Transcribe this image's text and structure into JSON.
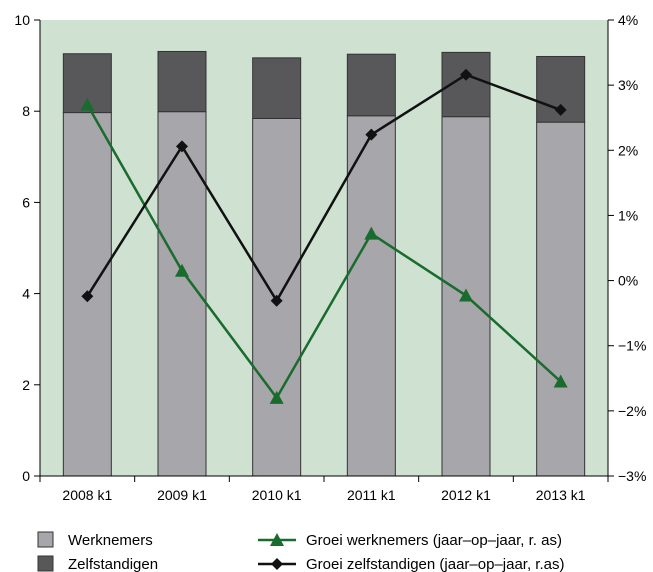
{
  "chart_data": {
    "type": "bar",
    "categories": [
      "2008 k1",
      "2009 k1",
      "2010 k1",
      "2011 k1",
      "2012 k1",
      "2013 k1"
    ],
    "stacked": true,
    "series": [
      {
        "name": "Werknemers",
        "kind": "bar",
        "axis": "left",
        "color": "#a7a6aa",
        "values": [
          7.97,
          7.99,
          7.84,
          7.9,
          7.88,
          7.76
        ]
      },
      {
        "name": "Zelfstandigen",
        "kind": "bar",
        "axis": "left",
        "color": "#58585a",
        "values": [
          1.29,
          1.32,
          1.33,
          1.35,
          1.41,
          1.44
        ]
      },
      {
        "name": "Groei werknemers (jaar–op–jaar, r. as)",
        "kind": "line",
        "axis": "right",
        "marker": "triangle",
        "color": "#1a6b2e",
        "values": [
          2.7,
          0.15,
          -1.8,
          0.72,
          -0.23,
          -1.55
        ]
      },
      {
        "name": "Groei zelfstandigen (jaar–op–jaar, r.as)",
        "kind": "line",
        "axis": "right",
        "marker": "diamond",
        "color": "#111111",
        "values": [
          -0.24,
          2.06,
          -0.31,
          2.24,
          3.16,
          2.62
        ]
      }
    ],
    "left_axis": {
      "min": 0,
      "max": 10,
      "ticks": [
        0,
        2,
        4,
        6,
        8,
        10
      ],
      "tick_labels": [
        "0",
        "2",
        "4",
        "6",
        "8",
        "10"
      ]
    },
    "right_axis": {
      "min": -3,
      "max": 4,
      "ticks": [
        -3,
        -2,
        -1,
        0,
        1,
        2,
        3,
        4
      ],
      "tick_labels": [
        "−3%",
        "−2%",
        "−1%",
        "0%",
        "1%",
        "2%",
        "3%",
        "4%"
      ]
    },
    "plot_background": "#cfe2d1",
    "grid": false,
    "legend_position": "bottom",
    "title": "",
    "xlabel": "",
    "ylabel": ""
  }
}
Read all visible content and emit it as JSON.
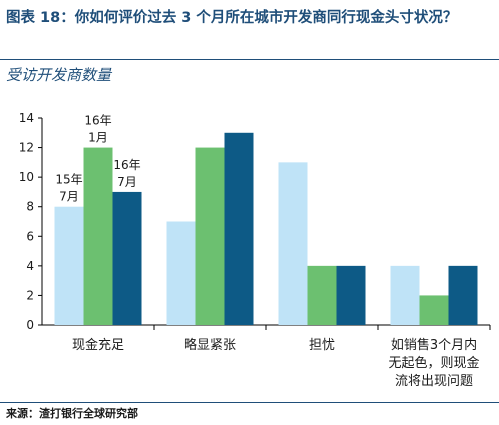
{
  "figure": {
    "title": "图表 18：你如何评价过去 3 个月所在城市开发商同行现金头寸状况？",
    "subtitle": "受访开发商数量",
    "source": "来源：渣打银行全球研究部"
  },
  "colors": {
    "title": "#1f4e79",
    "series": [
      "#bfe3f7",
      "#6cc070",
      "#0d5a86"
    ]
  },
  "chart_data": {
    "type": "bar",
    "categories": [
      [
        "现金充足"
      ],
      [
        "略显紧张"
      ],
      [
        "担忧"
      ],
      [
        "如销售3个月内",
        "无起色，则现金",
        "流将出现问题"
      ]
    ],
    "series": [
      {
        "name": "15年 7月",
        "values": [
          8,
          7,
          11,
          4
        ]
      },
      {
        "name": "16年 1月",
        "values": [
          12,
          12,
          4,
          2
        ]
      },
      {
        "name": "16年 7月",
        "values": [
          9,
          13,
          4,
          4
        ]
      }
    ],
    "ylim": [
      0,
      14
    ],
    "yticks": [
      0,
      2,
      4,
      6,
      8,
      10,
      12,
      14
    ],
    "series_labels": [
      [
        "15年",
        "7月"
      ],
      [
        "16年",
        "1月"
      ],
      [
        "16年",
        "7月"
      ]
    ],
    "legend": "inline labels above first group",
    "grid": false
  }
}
-------------------------
Lines from the one that contains "Read all visible content and emit it as JSON." through the last line of the data above are to be extracted exactly, with no pictures and no other lines.

Written solution:
Read all visible content and emit it as JSON.
{
  "figure": {
    "title": "图表 18：你如何评价过去 3 个月所在城市开发商同行现金头寸状况？",
    "subtitle": "受访开发商数量",
    "source": "来源：渣打银行全球研究部"
  },
  "colors": {
    "title": "#1f4e79",
    "series": [
      "#bfe3f7",
      "#6cc070",
      "#0d5a86"
    ]
  },
  "chart_data": {
    "type": "bar",
    "categories": [
      [
        "现金充足"
      ],
      [
        "略显紧张"
      ],
      [
        "担忧"
      ],
      [
        "如销售3个月内",
        "无起色，则现金",
        "流将出现问题"
      ]
    ],
    "series": [
      {
        "name": "15年 7月",
        "values": [
          8,
          7,
          11,
          4
        ]
      },
      {
        "name": "16年 1月",
        "values": [
          12,
          12,
          4,
          2
        ]
      },
      {
        "name": "16年 7月",
        "values": [
          9,
          13,
          4,
          4
        ]
      }
    ],
    "ylim": [
      0,
      14
    ],
    "yticks": [
      0,
      2,
      4,
      6,
      8,
      10,
      12,
      14
    ],
    "series_labels": [
      [
        "15年",
        "7月"
      ],
      [
        "16年",
        "1月"
      ],
      [
        "16年",
        "7月"
      ]
    ],
    "legend": "inline labels above first group",
    "grid": false
  }
}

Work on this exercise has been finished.